--- Prompt ---
Transcribe the entries that follow exactly as they appear, minus pictures.

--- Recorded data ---
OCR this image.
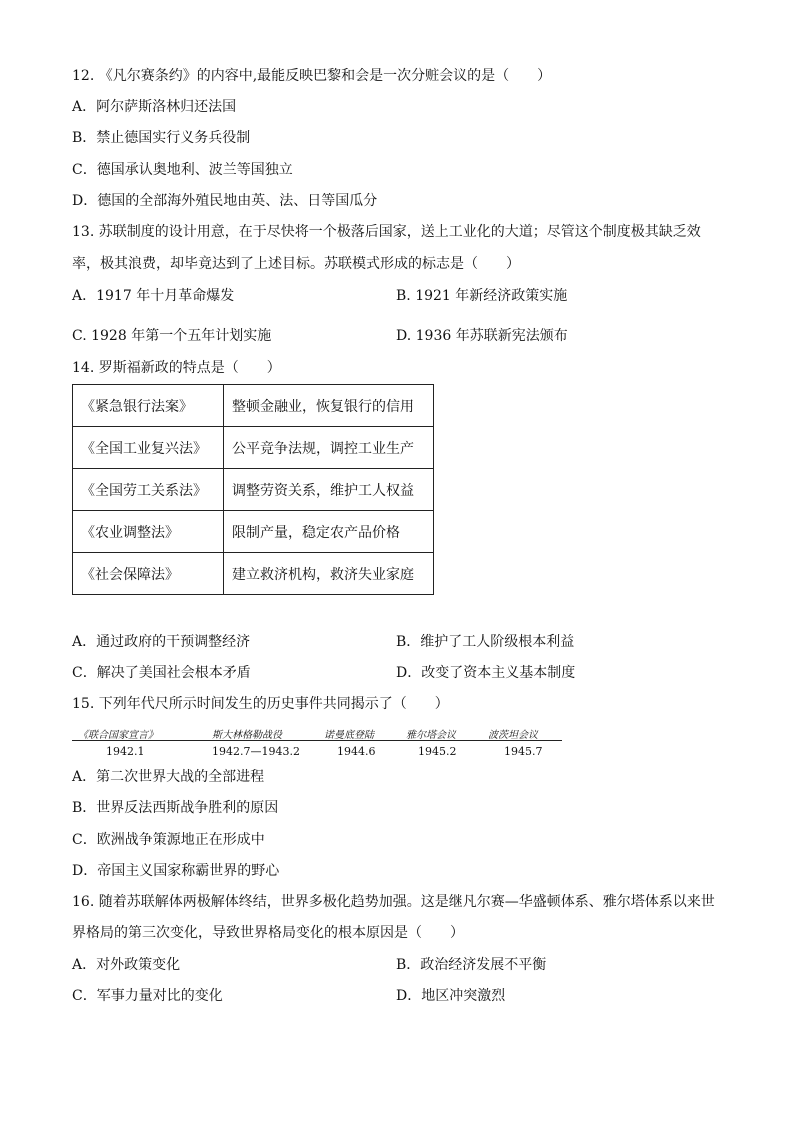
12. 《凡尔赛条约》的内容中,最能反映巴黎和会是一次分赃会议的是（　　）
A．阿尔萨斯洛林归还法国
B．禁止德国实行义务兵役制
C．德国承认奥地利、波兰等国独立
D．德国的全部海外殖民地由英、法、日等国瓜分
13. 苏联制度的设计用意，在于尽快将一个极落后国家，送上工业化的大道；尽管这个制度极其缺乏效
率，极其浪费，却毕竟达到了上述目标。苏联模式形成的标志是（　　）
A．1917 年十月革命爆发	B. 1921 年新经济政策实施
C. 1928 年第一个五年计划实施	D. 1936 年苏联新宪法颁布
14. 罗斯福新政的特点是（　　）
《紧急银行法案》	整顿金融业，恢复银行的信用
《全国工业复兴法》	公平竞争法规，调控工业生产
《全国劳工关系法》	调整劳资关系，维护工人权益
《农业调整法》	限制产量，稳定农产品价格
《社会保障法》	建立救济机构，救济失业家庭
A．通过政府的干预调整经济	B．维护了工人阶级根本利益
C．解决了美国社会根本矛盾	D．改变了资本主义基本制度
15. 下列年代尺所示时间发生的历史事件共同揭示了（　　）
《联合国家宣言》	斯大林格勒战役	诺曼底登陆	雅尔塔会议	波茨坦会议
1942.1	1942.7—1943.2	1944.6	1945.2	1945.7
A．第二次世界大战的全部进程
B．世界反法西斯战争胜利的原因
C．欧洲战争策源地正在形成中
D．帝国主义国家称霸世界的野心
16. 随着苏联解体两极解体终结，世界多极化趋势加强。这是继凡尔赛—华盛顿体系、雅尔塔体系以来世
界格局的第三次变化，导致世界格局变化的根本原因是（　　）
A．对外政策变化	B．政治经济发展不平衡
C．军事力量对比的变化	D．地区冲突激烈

--- Complete answer ---
OCR this image.
12. 《凡尔赛条约》的内容中,最能反映巴黎和会是一次分赃会议的是（　　）
A．阿尔萨斯洛林归还法国
B．禁止德国实行义务兵役制
C．德国承认奥地利、波兰等国独立
D．德国的全部海外殖民地由英、法、日等国瓜分
13. 苏联制度的设计用意，在于尽快将一个极落后国家，送上工业化的大道；尽管这个制度极其缺乏效
率，极其浪费，却毕竟达到了上述目标。苏联模式形成的标志是（　　）
A．1917 年十月革命爆发	B. 1921 年新经济政策实施
C. 1928 年第一个五年计划实施	D. 1936 年苏联新宪法颁布
14. 罗斯福新政的特点是（　　）
《紧急银行法案》	整顿金融业，恢复银行的信用
《全国工业复兴法》	公平竞争法规，调控工业生产
《全国劳工关系法》	调整劳资关系，维护工人权益
《农业调整法》	限制产量，稳定农产品价格
《社会保障法》	建立救济机构，救济失业家庭
A．通过政府的干预调整经济	B．维护了工人阶级根本利益
C．解决了美国社会根本矛盾	D．改变了资本主义基本制度
15. 下列年代尺所示时间发生的历史事件共同揭示了（　　）
《联合国家宣言》	斯大林格勒战役	诺曼底登陆	雅尔塔会议	波茨坦会议
1942.1	1942.7—1943.2	1944.6	1945.2	1945.7
A．第二次世界大战的全部进程
B．世界反法西斯战争胜利的原因
C．欧洲战争策源地正在形成中
D．帝国主义国家称霸世界的野心
16. 随着苏联解体两极解体终结，世界多极化趋势加强。这是继凡尔赛—华盛顿体系、雅尔塔体系以来世
界格局的第三次变化，导致世界格局变化的根本原因是（　　）
A．对外政策变化	B．政治经济发展不平衡
C．军事力量对比的变化	D．地区冲突激烈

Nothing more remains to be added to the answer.